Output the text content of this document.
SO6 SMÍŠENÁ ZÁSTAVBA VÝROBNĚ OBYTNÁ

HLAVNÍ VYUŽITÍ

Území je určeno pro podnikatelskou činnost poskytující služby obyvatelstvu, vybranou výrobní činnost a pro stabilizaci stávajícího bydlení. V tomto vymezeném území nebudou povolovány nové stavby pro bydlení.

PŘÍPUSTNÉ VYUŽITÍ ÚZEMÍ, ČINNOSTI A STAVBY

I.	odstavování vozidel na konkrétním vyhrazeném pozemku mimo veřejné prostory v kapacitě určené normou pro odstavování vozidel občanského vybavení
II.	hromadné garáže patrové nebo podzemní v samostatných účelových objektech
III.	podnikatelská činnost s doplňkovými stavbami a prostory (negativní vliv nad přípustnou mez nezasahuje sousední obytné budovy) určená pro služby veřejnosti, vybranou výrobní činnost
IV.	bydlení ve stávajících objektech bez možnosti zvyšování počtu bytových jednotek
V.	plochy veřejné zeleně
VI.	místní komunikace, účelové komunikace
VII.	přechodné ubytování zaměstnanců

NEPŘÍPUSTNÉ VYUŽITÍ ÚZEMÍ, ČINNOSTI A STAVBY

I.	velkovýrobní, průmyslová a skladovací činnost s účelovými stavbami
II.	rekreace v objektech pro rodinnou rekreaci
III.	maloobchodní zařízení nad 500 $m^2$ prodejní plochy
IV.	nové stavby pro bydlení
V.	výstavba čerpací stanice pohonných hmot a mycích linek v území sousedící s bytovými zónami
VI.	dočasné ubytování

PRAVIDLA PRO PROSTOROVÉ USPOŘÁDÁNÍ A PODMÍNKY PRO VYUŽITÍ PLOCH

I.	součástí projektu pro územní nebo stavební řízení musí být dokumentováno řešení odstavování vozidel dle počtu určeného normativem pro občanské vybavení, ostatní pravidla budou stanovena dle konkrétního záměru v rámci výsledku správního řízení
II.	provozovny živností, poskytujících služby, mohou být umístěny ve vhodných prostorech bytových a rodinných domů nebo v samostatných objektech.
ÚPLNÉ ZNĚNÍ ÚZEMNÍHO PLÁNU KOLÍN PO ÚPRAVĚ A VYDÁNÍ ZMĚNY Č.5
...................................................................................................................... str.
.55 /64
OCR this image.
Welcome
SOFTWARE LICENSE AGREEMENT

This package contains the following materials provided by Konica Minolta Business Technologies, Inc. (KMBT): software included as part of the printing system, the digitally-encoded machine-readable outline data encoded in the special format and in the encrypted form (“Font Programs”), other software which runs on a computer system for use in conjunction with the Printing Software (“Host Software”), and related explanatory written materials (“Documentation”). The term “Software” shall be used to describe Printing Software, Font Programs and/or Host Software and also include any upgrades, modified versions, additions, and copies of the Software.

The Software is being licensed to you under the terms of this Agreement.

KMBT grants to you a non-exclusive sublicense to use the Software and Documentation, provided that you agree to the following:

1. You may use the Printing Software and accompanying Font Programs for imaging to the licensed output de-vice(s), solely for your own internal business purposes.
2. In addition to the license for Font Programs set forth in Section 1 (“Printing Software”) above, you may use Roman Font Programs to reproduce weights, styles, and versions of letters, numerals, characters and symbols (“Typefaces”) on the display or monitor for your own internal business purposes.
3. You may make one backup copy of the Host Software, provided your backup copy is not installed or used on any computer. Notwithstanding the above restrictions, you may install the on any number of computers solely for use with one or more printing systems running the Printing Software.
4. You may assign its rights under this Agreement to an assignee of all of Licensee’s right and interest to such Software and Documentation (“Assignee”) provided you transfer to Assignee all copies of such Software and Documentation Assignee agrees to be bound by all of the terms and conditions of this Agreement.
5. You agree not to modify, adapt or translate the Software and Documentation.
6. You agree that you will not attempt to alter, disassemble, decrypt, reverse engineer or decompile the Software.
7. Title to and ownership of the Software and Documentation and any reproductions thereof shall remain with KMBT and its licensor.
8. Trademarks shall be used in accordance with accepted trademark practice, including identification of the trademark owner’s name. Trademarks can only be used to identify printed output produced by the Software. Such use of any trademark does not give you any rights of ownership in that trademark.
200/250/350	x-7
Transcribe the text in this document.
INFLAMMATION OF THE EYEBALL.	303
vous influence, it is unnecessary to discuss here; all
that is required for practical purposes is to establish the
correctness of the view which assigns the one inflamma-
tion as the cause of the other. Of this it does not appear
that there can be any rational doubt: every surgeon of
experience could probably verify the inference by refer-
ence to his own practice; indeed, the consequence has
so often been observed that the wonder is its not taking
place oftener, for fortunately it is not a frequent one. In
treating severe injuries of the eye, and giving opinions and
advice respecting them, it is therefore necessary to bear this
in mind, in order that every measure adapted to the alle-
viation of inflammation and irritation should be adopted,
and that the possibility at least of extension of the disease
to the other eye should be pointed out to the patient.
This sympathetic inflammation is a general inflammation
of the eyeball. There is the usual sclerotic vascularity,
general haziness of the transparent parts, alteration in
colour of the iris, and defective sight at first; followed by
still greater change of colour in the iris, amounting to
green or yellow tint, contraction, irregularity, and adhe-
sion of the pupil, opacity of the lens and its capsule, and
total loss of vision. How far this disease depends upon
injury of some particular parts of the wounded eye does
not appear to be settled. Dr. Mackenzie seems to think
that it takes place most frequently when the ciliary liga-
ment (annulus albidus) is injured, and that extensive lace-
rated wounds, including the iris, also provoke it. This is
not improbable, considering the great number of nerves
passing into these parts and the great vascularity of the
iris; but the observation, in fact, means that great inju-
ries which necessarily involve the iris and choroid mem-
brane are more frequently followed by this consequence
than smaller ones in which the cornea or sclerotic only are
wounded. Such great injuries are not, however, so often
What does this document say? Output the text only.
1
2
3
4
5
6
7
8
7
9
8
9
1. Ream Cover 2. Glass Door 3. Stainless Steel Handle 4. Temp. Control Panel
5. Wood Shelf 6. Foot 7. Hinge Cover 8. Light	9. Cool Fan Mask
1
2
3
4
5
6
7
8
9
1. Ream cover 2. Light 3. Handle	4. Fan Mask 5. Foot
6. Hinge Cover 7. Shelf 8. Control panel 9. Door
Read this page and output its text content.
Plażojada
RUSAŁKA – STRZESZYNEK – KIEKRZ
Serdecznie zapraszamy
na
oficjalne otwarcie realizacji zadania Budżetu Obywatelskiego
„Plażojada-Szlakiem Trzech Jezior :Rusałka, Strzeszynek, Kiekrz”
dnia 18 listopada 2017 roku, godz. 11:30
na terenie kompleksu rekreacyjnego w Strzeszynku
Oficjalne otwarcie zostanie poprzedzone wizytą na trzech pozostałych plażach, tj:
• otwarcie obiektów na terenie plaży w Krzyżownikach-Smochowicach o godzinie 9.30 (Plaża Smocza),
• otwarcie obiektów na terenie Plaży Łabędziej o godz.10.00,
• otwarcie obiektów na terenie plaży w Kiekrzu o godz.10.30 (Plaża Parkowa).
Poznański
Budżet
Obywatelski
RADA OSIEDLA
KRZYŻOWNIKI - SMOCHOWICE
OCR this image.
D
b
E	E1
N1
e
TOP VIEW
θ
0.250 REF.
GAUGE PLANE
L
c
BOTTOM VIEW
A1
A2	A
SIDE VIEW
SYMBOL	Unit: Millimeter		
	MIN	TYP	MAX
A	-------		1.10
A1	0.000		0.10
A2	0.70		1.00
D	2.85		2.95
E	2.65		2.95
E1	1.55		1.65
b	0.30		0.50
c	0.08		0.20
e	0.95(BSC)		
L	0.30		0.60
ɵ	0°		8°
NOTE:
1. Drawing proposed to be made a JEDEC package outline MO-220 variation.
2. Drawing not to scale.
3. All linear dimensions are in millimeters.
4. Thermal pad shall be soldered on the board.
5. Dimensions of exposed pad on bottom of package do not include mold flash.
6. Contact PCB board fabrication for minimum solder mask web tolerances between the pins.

Your task → Copy every line of the listing containing the string "that".

Answer →
KMBT grants to you a non-exclusive sublicense to use the Software and Documentation, provided that you agree to the following:
6. You agree that you will not attempt to alter, disassemble, decrypt, reverse engineer or decompile the Software.
8. Trademarks shall be used in accordance with accepted trademark practice, including identification of the trademark owner’s name. Trademarks can only be used to identify printed output produced by the Software. Such use of any trademark does not give you any rights of ownership in that trademark.
that is required for practical purposes is to establish the
that there can be any rational doubt: every surgeon of
so often been observed that the wonder is its not taking
in mind, in order that every measure adapted to the alle-
and that the possibility at least of extension of the disease
that it takes place most frequently when the ciliary liga-
ment (annulus albidus) is injured, and that extensive lace-
iris; but the observation, in fact, means that great inju-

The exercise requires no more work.